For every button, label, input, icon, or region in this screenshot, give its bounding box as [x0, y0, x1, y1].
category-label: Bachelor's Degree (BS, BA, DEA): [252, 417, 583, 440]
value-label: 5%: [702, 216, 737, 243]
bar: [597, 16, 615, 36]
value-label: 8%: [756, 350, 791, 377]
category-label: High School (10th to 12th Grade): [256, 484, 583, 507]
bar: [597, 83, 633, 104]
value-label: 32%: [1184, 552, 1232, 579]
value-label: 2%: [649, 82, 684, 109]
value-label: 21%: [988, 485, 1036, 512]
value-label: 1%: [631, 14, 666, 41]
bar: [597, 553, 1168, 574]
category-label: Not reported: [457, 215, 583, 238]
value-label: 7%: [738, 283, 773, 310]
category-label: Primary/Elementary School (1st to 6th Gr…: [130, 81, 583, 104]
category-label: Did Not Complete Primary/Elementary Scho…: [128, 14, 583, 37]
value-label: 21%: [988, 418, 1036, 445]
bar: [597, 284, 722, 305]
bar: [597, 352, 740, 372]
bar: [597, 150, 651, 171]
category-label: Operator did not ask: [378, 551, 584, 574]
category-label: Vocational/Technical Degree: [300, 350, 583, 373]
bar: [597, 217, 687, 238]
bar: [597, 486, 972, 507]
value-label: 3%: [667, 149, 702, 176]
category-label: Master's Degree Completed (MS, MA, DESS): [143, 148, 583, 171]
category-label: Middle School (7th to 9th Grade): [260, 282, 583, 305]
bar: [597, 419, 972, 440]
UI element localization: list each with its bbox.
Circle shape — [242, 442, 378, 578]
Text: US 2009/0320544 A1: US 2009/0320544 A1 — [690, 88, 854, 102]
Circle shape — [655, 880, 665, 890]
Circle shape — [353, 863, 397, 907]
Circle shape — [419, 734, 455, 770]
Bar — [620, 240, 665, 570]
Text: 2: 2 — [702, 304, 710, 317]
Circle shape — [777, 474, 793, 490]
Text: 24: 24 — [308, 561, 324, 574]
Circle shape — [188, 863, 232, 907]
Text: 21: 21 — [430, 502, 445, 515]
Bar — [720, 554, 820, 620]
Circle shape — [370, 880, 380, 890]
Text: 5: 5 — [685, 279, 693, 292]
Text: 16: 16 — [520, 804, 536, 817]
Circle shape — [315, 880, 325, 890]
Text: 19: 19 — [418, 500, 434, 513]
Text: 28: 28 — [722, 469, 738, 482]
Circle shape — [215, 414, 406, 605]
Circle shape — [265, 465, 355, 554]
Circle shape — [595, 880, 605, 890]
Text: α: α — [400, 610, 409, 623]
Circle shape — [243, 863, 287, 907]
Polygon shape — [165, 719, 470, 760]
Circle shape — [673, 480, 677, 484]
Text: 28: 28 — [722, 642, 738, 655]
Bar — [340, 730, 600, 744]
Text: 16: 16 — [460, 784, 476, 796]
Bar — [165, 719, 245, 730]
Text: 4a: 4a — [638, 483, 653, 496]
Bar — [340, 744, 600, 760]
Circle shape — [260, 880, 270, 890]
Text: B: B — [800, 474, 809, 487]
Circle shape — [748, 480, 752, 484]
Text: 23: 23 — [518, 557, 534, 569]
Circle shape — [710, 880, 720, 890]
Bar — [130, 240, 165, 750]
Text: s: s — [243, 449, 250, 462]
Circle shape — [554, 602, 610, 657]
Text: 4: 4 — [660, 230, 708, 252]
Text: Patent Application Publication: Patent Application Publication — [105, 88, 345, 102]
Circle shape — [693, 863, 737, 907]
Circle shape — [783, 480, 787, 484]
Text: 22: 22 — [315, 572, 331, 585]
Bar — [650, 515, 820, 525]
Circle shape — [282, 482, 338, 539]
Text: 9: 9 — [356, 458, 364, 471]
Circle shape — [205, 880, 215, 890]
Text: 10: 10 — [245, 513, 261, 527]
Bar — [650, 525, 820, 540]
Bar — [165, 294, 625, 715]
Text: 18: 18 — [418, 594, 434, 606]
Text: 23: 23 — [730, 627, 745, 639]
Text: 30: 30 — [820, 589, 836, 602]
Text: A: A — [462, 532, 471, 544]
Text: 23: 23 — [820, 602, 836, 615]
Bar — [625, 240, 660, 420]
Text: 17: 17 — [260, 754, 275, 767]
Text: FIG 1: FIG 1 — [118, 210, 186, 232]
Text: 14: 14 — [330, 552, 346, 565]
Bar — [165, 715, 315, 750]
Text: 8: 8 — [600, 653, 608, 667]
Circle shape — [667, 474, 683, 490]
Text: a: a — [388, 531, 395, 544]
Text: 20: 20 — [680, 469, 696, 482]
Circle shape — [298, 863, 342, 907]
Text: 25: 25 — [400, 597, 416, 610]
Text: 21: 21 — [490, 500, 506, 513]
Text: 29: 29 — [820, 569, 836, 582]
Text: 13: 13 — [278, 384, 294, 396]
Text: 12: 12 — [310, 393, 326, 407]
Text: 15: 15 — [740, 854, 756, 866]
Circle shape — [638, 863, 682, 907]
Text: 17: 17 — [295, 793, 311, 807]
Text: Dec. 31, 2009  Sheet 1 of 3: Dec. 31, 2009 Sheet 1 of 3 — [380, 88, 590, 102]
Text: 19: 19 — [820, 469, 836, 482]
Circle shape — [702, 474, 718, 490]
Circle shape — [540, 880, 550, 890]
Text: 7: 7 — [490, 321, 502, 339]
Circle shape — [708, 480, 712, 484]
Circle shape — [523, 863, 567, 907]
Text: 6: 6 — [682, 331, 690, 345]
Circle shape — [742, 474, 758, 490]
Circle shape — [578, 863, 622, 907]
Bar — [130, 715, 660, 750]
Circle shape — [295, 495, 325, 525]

☆ ☆ ☆ ☆ ☆ ☆ ☆

◆ Direction ◆
Revise the records above so that every occurrence of "category-label" reads "category-name", and leave every other line unchanged.

◆ Result of the exercise ◆
For every button, label, input, icon, or region in this screenshot, give its bounding box as [x0, y0, x1, y1].
category-name: Bachelor's Degree (BS, BA, DEA): [252, 417, 583, 440]
value-label: 5%: [702, 216, 737, 243]
bar: [597, 16, 615, 36]
value-label: 8%: [756, 350, 791, 377]
category-name: High School (10th to 12th Grade): [256, 484, 583, 507]
bar: [597, 83, 633, 104]
value-label: 32%: [1184, 552, 1232, 579]
value-label: 2%: [649, 82, 684, 109]
value-label: 21%: [988, 485, 1036, 512]
value-label: 1%: [631, 14, 666, 41]
bar: [597, 553, 1168, 574]
category-name: Not reported: [457, 215, 583, 238]
value-label: 7%: [738, 283, 773, 310]
category-name: Primary/Elementary School (1st to 6th Gr…: [130, 81, 583, 104]
category-name: Did Not Complete Primary/Elementary Scho…: [128, 14, 583, 37]
value-label: 21%: [988, 418, 1036, 445]
bar: [597, 284, 722, 305]
bar: [597, 352, 740, 372]
bar: [597, 150, 651, 171]
category-name: Operator did not ask: [378, 551, 584, 574]
category-name: Vocational/Technical Degree: [300, 350, 583, 373]
bar: [597, 217, 687, 238]
bar: [597, 486, 972, 507]
value-label: 3%: [667, 149, 702, 176]
category-name: Master's Degree Completed (MS, MA, DESS): [143, 148, 583, 171]
category-name: Middle School (7th to 9th Grade): [260, 282, 583, 305]
bar: [597, 419, 972, 440]
UI element localization: list each with its bbox.
Circle shape — [242, 442, 378, 578]
Text: US 2009/0320544 A1: US 2009/0320544 A1 — [690, 88, 854, 102]
Circle shape — [655, 880, 665, 890]
Circle shape — [353, 863, 397, 907]
Circle shape — [419, 734, 455, 770]
Bar — [620, 240, 665, 570]
Text: 2: 2 — [702, 304, 710, 317]
Circle shape — [777, 474, 793, 490]
Text: 24: 24 — [308, 561, 324, 574]
Circle shape — [188, 863, 232, 907]
Text: 21: 21 — [430, 502, 445, 515]
Bar — [720, 554, 820, 620]
Circle shape — [370, 880, 380, 890]
Text: 5: 5 — [685, 279, 693, 292]
Text: 16: 16 — [520, 804, 536, 817]
Circle shape — [315, 880, 325, 890]
Text: 19: 19 — [418, 500, 434, 513]
Text: 28: 28 — [722, 469, 738, 482]
Circle shape — [215, 414, 406, 605]
Circle shape — [265, 465, 355, 554]
Circle shape — [595, 880, 605, 890]
Text: α: α — [400, 610, 409, 623]
Circle shape — [243, 863, 287, 907]
Polygon shape — [165, 719, 470, 760]
Circle shape — [673, 480, 677, 484]
Text: 28: 28 — [722, 642, 738, 655]
Bar — [340, 730, 600, 744]
Text: 16: 16 — [460, 784, 476, 796]
Bar — [165, 719, 245, 730]
Text: 4a: 4a — [638, 483, 653, 496]
Bar — [340, 744, 600, 760]
Circle shape — [260, 880, 270, 890]
Text: B: B — [800, 474, 809, 487]
Circle shape — [748, 480, 752, 484]
Text: 23: 23 — [518, 557, 534, 569]
Circle shape — [710, 880, 720, 890]
Bar — [130, 240, 165, 750]
Text: s: s — [243, 449, 250, 462]
Circle shape — [554, 602, 610, 657]
Text: 4: 4 — [660, 230, 708, 252]
Text: Patent Application Publication: Patent Application Publication — [105, 88, 345, 102]
Circle shape — [693, 863, 737, 907]
Circle shape — [783, 480, 787, 484]
Text: 22: 22 — [315, 572, 331, 585]
Bar — [650, 515, 820, 525]
Circle shape — [282, 482, 338, 539]
Text: 9: 9 — [356, 458, 364, 471]
Circle shape — [205, 880, 215, 890]
Text: 10: 10 — [245, 513, 261, 527]
Bar — [650, 525, 820, 540]
Bar — [165, 294, 625, 715]
Text: 18: 18 — [418, 594, 434, 606]
Text: 23: 23 — [730, 627, 745, 639]
Text: 30: 30 — [820, 589, 836, 602]
Text: A: A — [462, 532, 471, 544]
Text: 23: 23 — [820, 602, 836, 615]
Bar — [625, 240, 660, 420]
Text: 17: 17 — [260, 754, 275, 767]
Text: FIG 1: FIG 1 — [118, 210, 186, 232]
Text: 14: 14 — [330, 552, 346, 565]
Bar — [165, 715, 315, 750]
Text: 8: 8 — [600, 653, 608, 667]
Circle shape — [667, 474, 683, 490]
Text: a: a — [388, 531, 395, 544]
Text: 20: 20 — [680, 469, 696, 482]
Circle shape — [298, 863, 342, 907]
Text: 25: 25 — [400, 597, 416, 610]
Text: 21: 21 — [490, 500, 506, 513]
Text: 29: 29 — [820, 569, 836, 582]
Text: 13: 13 — [278, 384, 294, 396]
Text: 12: 12 — [310, 393, 326, 407]
Text: 15: 15 — [740, 854, 756, 866]
Circle shape — [638, 863, 682, 907]
Text: 17: 17 — [295, 793, 311, 807]
Text: Dec. 31, 2009  Sheet 1 of 3: Dec. 31, 2009 Sheet 1 of 3 — [380, 88, 590, 102]
Text: 19: 19 — [820, 469, 836, 482]
Circle shape — [702, 474, 718, 490]
Circle shape — [540, 880, 550, 890]
Text: 7: 7 — [490, 321, 502, 339]
Circle shape — [708, 480, 712, 484]
Circle shape — [523, 863, 567, 907]
Text: 6: 6 — [682, 331, 690, 345]
Circle shape — [742, 474, 758, 490]
Circle shape — [578, 863, 622, 907]
Bar — [130, 715, 660, 750]
Circle shape — [295, 495, 325, 525]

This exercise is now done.